# PROBLEM STATEMENT
Copy each line in which the string "ylabel" occurs.

START ITEMS

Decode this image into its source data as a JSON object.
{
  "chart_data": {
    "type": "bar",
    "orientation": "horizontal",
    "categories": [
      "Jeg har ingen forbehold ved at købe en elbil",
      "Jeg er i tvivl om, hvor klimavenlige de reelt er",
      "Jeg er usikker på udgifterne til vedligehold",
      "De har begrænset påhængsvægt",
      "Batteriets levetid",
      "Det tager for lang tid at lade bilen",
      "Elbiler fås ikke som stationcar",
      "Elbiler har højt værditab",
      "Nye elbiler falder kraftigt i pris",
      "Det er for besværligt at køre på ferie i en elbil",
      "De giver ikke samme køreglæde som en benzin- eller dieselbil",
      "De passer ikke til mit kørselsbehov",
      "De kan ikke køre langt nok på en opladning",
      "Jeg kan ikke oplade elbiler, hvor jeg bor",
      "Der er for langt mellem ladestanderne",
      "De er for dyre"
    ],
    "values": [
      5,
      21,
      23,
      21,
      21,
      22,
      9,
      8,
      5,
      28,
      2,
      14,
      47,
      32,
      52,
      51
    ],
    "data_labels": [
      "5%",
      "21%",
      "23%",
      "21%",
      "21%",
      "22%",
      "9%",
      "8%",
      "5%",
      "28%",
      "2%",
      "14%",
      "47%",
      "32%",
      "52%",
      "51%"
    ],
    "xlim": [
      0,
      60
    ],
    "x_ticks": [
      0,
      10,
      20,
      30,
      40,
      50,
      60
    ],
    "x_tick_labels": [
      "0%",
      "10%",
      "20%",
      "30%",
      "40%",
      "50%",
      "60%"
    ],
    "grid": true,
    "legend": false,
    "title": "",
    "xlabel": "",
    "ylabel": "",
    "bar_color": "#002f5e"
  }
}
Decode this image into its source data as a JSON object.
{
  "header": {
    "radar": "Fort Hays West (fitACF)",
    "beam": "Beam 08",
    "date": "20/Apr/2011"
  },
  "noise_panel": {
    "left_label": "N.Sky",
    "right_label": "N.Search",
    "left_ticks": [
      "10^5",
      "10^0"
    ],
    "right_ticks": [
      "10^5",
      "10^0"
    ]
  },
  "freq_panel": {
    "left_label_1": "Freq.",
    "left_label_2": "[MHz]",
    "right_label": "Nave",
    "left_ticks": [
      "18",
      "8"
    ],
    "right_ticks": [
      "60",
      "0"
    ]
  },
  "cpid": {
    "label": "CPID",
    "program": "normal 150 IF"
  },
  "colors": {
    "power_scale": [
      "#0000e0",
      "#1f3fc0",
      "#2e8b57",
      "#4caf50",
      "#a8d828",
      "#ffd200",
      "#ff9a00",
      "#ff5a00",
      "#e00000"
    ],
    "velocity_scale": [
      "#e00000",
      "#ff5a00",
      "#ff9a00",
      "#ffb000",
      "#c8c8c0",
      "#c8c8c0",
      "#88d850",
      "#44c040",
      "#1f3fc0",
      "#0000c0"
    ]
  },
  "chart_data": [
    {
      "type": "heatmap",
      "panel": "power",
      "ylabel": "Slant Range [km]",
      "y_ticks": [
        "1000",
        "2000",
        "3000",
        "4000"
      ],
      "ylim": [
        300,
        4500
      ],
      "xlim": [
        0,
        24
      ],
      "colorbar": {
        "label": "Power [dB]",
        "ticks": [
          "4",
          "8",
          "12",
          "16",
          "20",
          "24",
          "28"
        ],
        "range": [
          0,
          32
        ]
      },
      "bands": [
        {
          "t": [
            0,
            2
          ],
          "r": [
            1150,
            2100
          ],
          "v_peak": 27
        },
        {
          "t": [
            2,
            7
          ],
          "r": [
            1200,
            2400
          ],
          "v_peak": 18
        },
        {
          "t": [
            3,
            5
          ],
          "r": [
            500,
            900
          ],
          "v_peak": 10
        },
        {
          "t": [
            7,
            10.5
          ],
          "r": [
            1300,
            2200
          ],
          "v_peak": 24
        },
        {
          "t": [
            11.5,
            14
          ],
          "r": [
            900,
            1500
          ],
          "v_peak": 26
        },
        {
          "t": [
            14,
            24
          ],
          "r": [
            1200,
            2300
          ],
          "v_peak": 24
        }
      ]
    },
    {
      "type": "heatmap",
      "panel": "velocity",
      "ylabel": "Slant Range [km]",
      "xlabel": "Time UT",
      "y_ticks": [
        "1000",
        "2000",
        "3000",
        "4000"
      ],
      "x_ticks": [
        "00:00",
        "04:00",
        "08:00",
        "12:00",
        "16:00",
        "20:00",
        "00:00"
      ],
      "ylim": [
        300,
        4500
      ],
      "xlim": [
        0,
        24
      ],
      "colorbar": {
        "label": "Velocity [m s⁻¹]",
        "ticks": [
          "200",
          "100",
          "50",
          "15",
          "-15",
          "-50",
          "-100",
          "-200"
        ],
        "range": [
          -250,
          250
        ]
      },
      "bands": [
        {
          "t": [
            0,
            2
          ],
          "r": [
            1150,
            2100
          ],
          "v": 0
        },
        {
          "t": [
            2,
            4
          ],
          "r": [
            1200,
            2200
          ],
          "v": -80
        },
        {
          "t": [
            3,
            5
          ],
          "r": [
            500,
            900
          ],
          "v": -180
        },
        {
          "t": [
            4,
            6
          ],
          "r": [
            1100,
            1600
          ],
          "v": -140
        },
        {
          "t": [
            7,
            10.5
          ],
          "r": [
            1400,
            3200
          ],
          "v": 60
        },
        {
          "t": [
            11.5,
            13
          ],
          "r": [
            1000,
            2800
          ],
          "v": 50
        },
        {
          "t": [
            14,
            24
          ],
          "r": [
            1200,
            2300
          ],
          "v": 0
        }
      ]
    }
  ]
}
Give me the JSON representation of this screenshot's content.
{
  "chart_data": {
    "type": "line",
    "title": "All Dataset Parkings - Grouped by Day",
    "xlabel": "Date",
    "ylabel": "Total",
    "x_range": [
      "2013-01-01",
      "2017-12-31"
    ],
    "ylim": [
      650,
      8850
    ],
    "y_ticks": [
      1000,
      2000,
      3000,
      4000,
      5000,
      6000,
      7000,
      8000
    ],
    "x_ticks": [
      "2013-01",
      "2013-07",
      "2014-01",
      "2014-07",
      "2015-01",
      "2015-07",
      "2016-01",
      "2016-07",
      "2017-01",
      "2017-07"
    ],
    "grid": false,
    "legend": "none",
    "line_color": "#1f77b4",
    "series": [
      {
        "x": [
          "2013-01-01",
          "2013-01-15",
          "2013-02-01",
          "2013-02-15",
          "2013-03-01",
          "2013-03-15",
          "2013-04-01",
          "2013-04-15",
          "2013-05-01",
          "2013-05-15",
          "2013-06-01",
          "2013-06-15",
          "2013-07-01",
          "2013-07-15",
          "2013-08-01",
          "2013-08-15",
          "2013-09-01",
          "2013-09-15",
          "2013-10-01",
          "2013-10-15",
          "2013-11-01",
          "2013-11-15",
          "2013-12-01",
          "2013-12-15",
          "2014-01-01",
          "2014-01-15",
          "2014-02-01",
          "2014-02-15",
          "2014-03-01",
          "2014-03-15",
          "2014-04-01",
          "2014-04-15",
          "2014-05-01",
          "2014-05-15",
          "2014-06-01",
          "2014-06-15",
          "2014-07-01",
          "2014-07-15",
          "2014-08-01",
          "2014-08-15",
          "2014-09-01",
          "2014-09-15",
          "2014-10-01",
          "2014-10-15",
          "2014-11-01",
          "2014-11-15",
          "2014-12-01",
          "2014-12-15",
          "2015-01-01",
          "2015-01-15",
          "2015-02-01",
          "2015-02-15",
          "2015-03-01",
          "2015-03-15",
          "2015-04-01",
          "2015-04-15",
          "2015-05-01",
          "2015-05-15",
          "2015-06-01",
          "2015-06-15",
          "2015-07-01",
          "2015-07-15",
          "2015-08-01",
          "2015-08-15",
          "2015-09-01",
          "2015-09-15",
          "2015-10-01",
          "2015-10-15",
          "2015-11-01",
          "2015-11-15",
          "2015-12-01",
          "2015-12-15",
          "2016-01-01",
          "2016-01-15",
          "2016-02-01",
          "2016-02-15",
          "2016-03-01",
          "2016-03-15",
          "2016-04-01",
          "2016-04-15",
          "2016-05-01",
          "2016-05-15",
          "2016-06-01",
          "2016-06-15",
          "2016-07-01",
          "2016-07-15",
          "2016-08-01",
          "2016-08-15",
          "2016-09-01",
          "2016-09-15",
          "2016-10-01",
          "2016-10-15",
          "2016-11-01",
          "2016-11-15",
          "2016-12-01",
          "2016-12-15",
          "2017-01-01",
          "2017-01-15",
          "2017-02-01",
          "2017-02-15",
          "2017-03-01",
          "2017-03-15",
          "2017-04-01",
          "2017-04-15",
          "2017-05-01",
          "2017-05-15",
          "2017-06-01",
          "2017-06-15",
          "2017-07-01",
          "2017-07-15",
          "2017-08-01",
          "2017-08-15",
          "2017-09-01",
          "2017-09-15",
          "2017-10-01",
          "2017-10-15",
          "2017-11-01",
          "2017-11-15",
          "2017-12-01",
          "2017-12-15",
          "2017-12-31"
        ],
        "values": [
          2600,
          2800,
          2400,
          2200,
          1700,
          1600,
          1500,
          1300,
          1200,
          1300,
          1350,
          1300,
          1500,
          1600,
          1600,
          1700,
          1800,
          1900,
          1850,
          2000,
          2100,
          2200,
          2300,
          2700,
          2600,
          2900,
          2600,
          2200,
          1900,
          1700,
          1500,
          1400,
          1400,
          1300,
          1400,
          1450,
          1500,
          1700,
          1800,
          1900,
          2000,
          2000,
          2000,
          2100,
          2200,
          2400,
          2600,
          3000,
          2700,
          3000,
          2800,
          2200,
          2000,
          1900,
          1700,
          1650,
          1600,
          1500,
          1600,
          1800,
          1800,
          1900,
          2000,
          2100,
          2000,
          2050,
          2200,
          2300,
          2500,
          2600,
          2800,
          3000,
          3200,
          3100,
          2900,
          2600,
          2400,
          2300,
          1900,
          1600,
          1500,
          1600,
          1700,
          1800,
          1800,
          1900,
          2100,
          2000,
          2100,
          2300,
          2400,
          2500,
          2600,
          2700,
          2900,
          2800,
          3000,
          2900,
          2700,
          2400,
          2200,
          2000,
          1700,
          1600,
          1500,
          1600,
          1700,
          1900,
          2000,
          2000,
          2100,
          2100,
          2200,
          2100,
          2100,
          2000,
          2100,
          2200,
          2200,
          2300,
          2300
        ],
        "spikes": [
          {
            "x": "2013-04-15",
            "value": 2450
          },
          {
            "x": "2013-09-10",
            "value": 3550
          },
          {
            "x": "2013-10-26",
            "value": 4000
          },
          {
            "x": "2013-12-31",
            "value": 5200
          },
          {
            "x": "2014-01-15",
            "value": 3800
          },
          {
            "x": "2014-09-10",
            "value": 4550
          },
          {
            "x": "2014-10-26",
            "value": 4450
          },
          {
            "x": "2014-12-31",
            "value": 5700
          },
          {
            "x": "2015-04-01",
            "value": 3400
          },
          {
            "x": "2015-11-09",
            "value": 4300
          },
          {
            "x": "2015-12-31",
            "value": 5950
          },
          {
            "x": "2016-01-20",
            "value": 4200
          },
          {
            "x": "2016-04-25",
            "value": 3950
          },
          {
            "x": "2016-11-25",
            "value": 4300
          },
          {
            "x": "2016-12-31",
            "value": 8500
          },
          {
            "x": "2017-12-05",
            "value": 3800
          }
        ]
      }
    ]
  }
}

END ITEMS

# OUTPUT FOR THIS EXERCISE
    "ylabel": "",
      "ylabel": "Slant Range [km]",
      "ylabel": "Slant Range [km]",
    "ylabel": "Total",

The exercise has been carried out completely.